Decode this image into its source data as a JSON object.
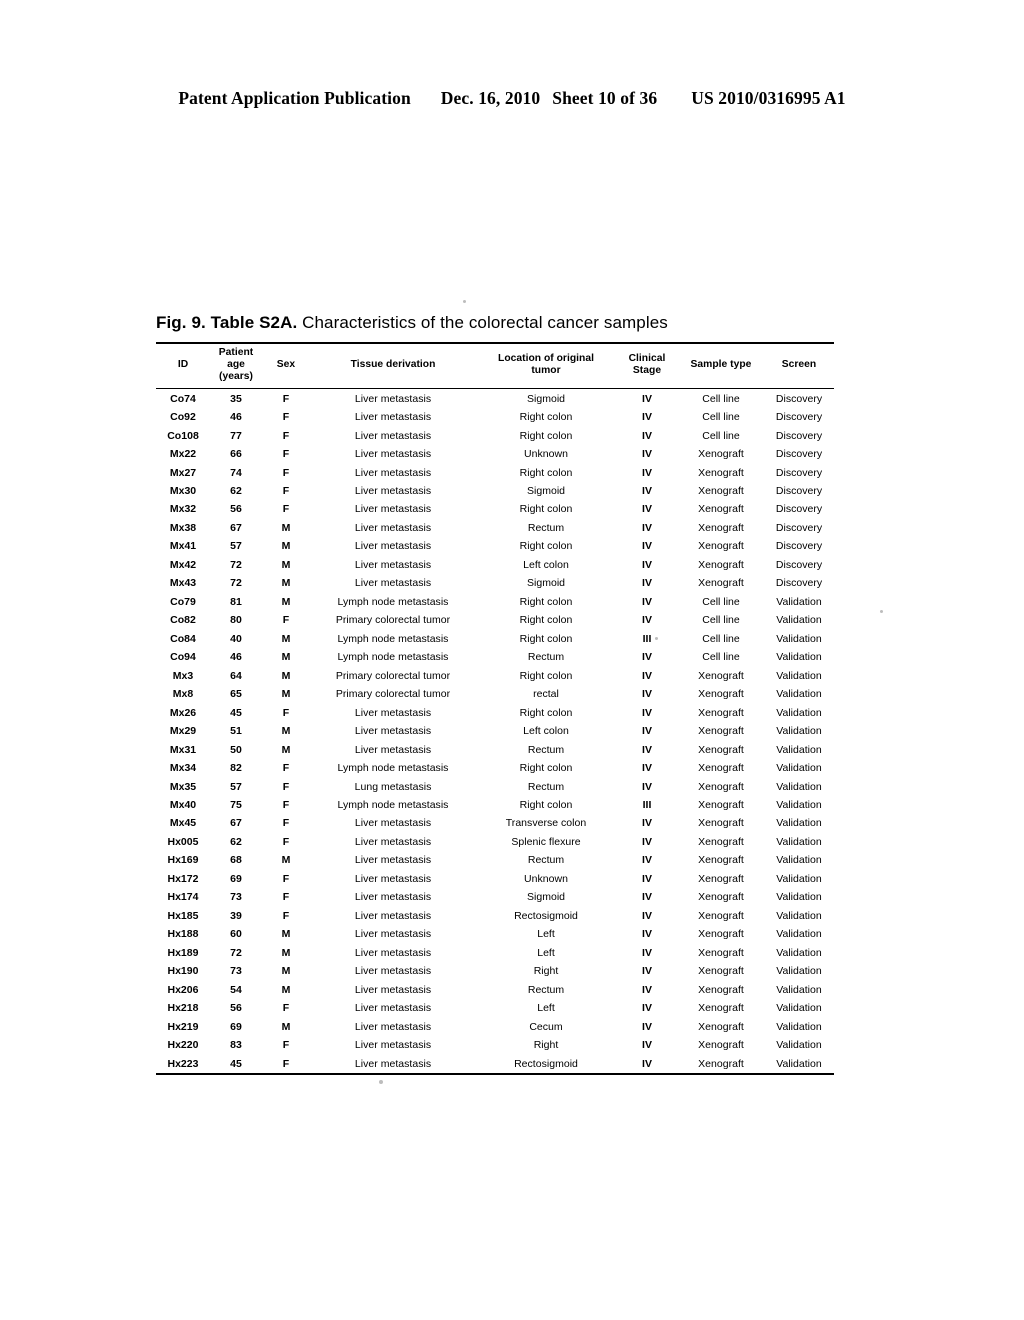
{
  "header": {
    "publication": "Patent Application Publication",
    "date": "Dec. 16, 2010",
    "sheet": "Sheet 10 of 36",
    "patent_number": "US 2010/0316995 A1"
  },
  "figure": {
    "label": "Fig. 9.  Table S2A.",
    "title": "Characteristics of the colorectal cancer samples"
  },
  "table": {
    "columns": [
      {
        "key": "id",
        "label": "ID"
      },
      {
        "key": "age",
        "label": "Patient age (years)",
        "line1": "Patient",
        "line2": "age",
        "line3": "(years)"
      },
      {
        "key": "sex",
        "label": "Sex"
      },
      {
        "key": "tissue",
        "label": "Tissue derivation"
      },
      {
        "key": "location",
        "label": "Location of original tumor",
        "line1": "Location of original",
        "line2": "tumor"
      },
      {
        "key": "stage",
        "label": "Clinical Stage",
        "line1": "Clinical",
        "line2": "Stage"
      },
      {
        "key": "sample_type",
        "label": "Sample type"
      },
      {
        "key": "screen",
        "label": "Screen"
      }
    ],
    "rows": [
      {
        "id": "Co74",
        "age": "35",
        "sex": "F",
        "tissue": "Liver metastasis",
        "location": "Sigmoid",
        "stage": "IV",
        "sample_type": "Cell line",
        "screen": "Discovery"
      },
      {
        "id": "Co92",
        "age": "46",
        "sex": "F",
        "tissue": "Liver metastasis",
        "location": "Right colon",
        "stage": "IV",
        "sample_type": "Cell line",
        "screen": "Discovery"
      },
      {
        "id": "Co108",
        "age": "77",
        "sex": "F",
        "tissue": "Liver metastasis",
        "location": "Right colon",
        "stage": "IV",
        "sample_type": "Cell line",
        "screen": "Discovery"
      },
      {
        "id": "Mx22",
        "age": "66",
        "sex": "F",
        "tissue": "Liver metastasis",
        "location": "Unknown",
        "stage": "IV",
        "sample_type": "Xenograft",
        "screen": "Discovery"
      },
      {
        "id": "Mx27",
        "age": "74",
        "sex": "F",
        "tissue": "Liver metastasis",
        "location": "Right colon",
        "stage": "IV",
        "sample_type": "Xenograft",
        "screen": "Discovery"
      },
      {
        "id": "Mx30",
        "age": "62",
        "sex": "F",
        "tissue": "Liver metastasis",
        "location": "Sigmoid",
        "stage": "IV",
        "sample_type": "Xenograft",
        "screen": "Discovery"
      },
      {
        "id": "Mx32",
        "age": "56",
        "sex": "F",
        "tissue": "Liver metastasis",
        "location": "Right colon",
        "stage": "IV",
        "sample_type": "Xenograft",
        "screen": "Discovery"
      },
      {
        "id": "Mx38",
        "age": "67",
        "sex": "M",
        "tissue": "Liver metastasis",
        "location": "Rectum",
        "stage": "IV",
        "sample_type": "Xenograft",
        "screen": "Discovery"
      },
      {
        "id": "Mx41",
        "age": "57",
        "sex": "M",
        "tissue": "Liver metastasis",
        "location": "Right colon",
        "stage": "IV",
        "sample_type": "Xenograft",
        "screen": "Discovery"
      },
      {
        "id": "Mx42",
        "age": "72",
        "sex": "M",
        "tissue": "Liver metastasis",
        "location": "Left colon",
        "stage": "IV",
        "sample_type": "Xenograft",
        "screen": "Discovery"
      },
      {
        "id": "Mx43",
        "age": "72",
        "sex": "M",
        "tissue": "Liver metastasis",
        "location": "Sigmoid",
        "stage": "IV",
        "sample_type": "Xenograft",
        "screen": "Discovery"
      },
      {
        "id": "Co79",
        "age": "81",
        "sex": "M",
        "tissue": "Lymph node metastasis",
        "location": "Right colon",
        "stage": "IV",
        "sample_type": "Cell line",
        "screen": "Validation"
      },
      {
        "id": "Co82",
        "age": "80",
        "sex": "F",
        "tissue": "Primary colorectal tumor",
        "location": "Right colon",
        "stage": "IV",
        "sample_type": "Cell line",
        "screen": "Validation"
      },
      {
        "id": "Co84",
        "age": "40",
        "sex": "M",
        "tissue": "Lymph node metastasis",
        "location": "Right colon",
        "stage": "III",
        "sample_type": "Cell line",
        "screen": "Validation"
      },
      {
        "id": "Co94",
        "age": "46",
        "sex": "M",
        "tissue": "Lymph node metastasis",
        "location": "Rectum",
        "stage": "IV",
        "sample_type": "Cell line",
        "screen": "Validation"
      },
      {
        "id": "Mx3",
        "age": "64",
        "sex": "M",
        "tissue": "Primary colorectal tumor",
        "location": "Right colon",
        "stage": "IV",
        "sample_type": "Xenograft",
        "screen": "Validation"
      },
      {
        "id": "Mx8",
        "age": "65",
        "sex": "M",
        "tissue": "Primary colorectal tumor",
        "location": "rectal",
        "stage": "IV",
        "sample_type": "Xenograft",
        "screen": "Validation"
      },
      {
        "id": "Mx26",
        "age": "45",
        "sex": "F",
        "tissue": "Liver metastasis",
        "location": "Right colon",
        "stage": "IV",
        "sample_type": "Xenograft",
        "screen": "Validation"
      },
      {
        "id": "Mx29",
        "age": "51",
        "sex": "M",
        "tissue": "Liver metastasis",
        "location": "Left colon",
        "stage": "IV",
        "sample_type": "Xenograft",
        "screen": "Validation"
      },
      {
        "id": "Mx31",
        "age": "50",
        "sex": "M",
        "tissue": "Liver metastasis",
        "location": "Rectum",
        "stage": "IV",
        "sample_type": "Xenograft",
        "screen": "Validation"
      },
      {
        "id": "Mx34",
        "age": "82",
        "sex": "F",
        "tissue": "Lymph node metastasis",
        "location": "Right colon",
        "stage": "IV",
        "sample_type": "Xenograft",
        "screen": "Validation"
      },
      {
        "id": "Mx35",
        "age": "57",
        "sex": "F",
        "tissue": "Lung metastasis",
        "location": "Rectum",
        "stage": "IV",
        "sample_type": "Xenograft",
        "screen": "Validation"
      },
      {
        "id": "Mx40",
        "age": "75",
        "sex": "F",
        "tissue": "Lymph node metastasis",
        "location": "Right colon",
        "stage": "III",
        "sample_type": "Xenograft",
        "screen": "Validation"
      },
      {
        "id": "Mx45",
        "age": "67",
        "sex": "F",
        "tissue": "Liver metastasis",
        "location": "Transverse colon",
        "stage": "IV",
        "sample_type": "Xenograft",
        "screen": "Validation"
      },
      {
        "id": "Hx005",
        "age": "62",
        "sex": "F",
        "tissue": "Liver metastasis",
        "location": "Splenic flexure",
        "stage": "IV",
        "sample_type": "Xenograft",
        "screen": "Validation"
      },
      {
        "id": "Hx169",
        "age": "68",
        "sex": "M",
        "tissue": "Liver metastasis",
        "location": "Rectum",
        "stage": "IV",
        "sample_type": "Xenograft",
        "screen": "Validation"
      },
      {
        "id": "Hx172",
        "age": "69",
        "sex": "F",
        "tissue": "Liver metastasis",
        "location": "Unknown",
        "stage": "IV",
        "sample_type": "Xenograft",
        "screen": "Validation"
      },
      {
        "id": "Hx174",
        "age": "73",
        "sex": "F",
        "tissue": "Liver metastasis",
        "location": "Sigmoid",
        "stage": "IV",
        "sample_type": "Xenograft",
        "screen": "Validation"
      },
      {
        "id": "Hx185",
        "age": "39",
        "sex": "F",
        "tissue": "Liver metastasis",
        "location": "Rectosigmoid",
        "stage": "IV",
        "sample_type": "Xenograft",
        "screen": "Validation"
      },
      {
        "id": "Hx188",
        "age": "60",
        "sex": "M",
        "tissue": "Liver metastasis",
        "location": "Left",
        "stage": "IV",
        "sample_type": "Xenograft",
        "screen": "Validation"
      },
      {
        "id": "Hx189",
        "age": "72",
        "sex": "M",
        "tissue": "Liver metastasis",
        "location": "Left",
        "stage": "IV",
        "sample_type": "Xenograft",
        "screen": "Validation"
      },
      {
        "id": "Hx190",
        "age": "73",
        "sex": "M",
        "tissue": "Liver metastasis",
        "location": "Right",
        "stage": "IV",
        "sample_type": "Xenograft",
        "screen": "Validation"
      },
      {
        "id": "Hx206",
        "age": "54",
        "sex": "M",
        "tissue": "Liver metastasis",
        "location": "Rectum",
        "stage": "IV",
        "sample_type": "Xenograft",
        "screen": "Validation"
      },
      {
        "id": "Hx218",
        "age": "56",
        "sex": "F",
        "tissue": "Liver metastasis",
        "location": "Left",
        "stage": "IV",
        "sample_type": "Xenograft",
        "screen": "Validation"
      },
      {
        "id": "Hx219",
        "age": "69",
        "sex": "M",
        "tissue": "Liver metastasis",
        "location": "Cecum",
        "stage": "IV",
        "sample_type": "Xenograft",
        "screen": "Validation"
      },
      {
        "id": "Hx220",
        "age": "83",
        "sex": "F",
        "tissue": "Liver metastasis",
        "location": "Right",
        "stage": "IV",
        "sample_type": "Xenograft",
        "screen": "Validation"
      },
      {
        "id": "Hx223",
        "age": "45",
        "sex": "F",
        "tissue": "Liver metastasis",
        "location": "Rectosigmoid",
        "stage": "IV",
        "sample_type": "Xenograft",
        "screen": "Validation"
      }
    ]
  }
}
=======
WHAT TO PRODUCE » Scan the listing for the word "years". Copy every line in which it appears.

SOLUTION TO THIS TASK »
        "label": "Patient age (years)",
        "line3": "(years)"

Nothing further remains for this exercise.